● **Given instruction**
Print the listing as it stands, omitting all images.

• • •

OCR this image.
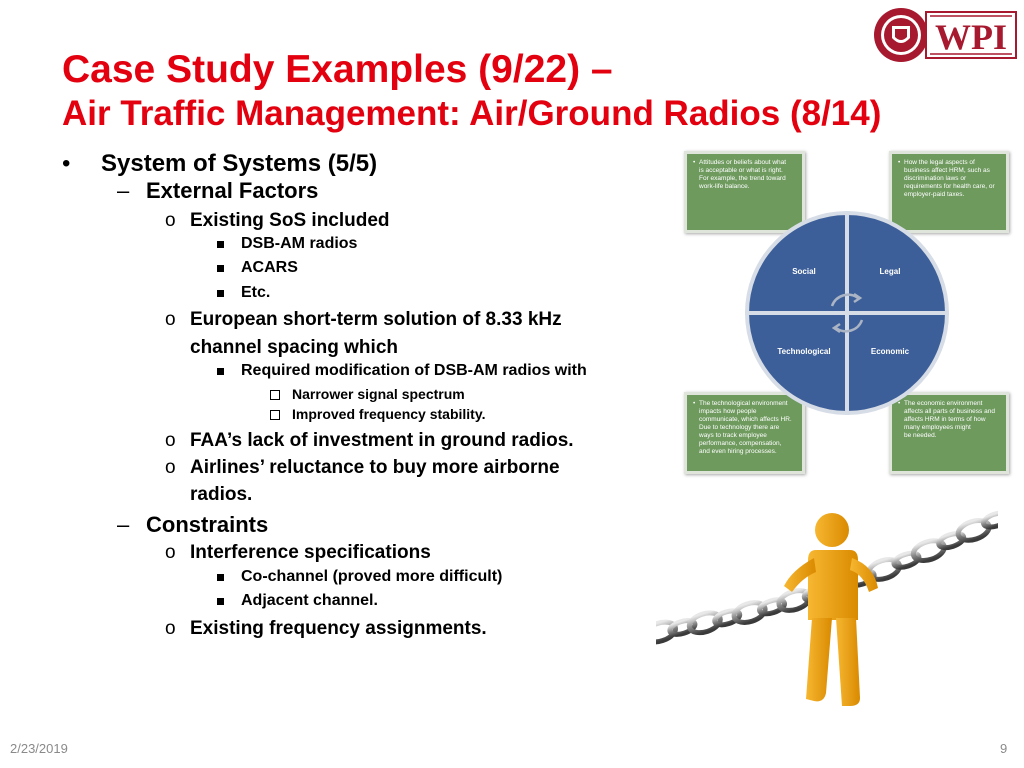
WPI
Case Study Examples (9/22) –
Air Traffic Management: Air/Ground Radios (8/14)
System of Systems (5/5)
•
External Factors
–
Existing SoS included
o
DSB-AM radios
ACARS
Etc.
European short-term solution of 8.33 kHz
o
channel spacing which
Required modification of DSB-AM radios with
Narrower signal spectrum
Improved frequency stability.
FAA’s lack of investment in ground radios.
o
Airlines’ reluctance to buy more airborne
o
radios.
Constraints
–
Interference specifications
o
Co-channel (proved more difficult)
Adjacent channel.
Existing frequency assignments.
o
• Attitudes or beliefs about what
is acceptable or what is right.
For example, the trend toward
work-life balance.
• How the legal aspects of
business affect HRM, such as
discrimination laws or
requirements for health care, or
employer-paid taxes.
• The technological environment
impacts how people
communicate, which affects HR.
Due to technology there are
ways to track employee
performance, compensation,
and even hiring processes.
• The economic environment
affects all parts of business and
affects HRM in terms of how
many employees might
be needed.
Social	Legal
Technological	Economic
2/23/2019	9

• • •

● **Solution below**
OCR this image.
WPI
Case Study Examples (9/22) –
Air Traffic Management: Air/Ground Radios (8/14)
System of Systems (5/5)
•
External Factors
–
Existing SoS included
o
DSB-AM radios
ACARS
Etc.
European short-term solution of 8.33 kHz
o
channel spacing which
Required modification of DSB-AM radios with
Narrower signal spectrum
Improved frequency stability.
FAA’s lack of investment in ground radios.
o
Airlines’ reluctance to buy more airborne
o
radios.
Constraints
–
Interference specifications
o
Co-channel (proved more difficult)
Adjacent channel.
Existing frequency assignments.
o
• Attitudes or beliefs about what
is acceptable or what is right.
For example, the trend toward
work-life balance.
• How the legal aspects of
business affect HRM, such as
discrimination laws or
requirements for health care, or
employer-paid taxes.
• The technological environment
impacts how people
communicate, which affects HR.
Due to technology there are
ways to track employee
performance, compensation,
and even hiring processes.
• The economic environment
affects all parts of business and
affects HRM in terms of how
many employees might
be needed.
Social	Legal
Technological	Economic
2/23/2019	9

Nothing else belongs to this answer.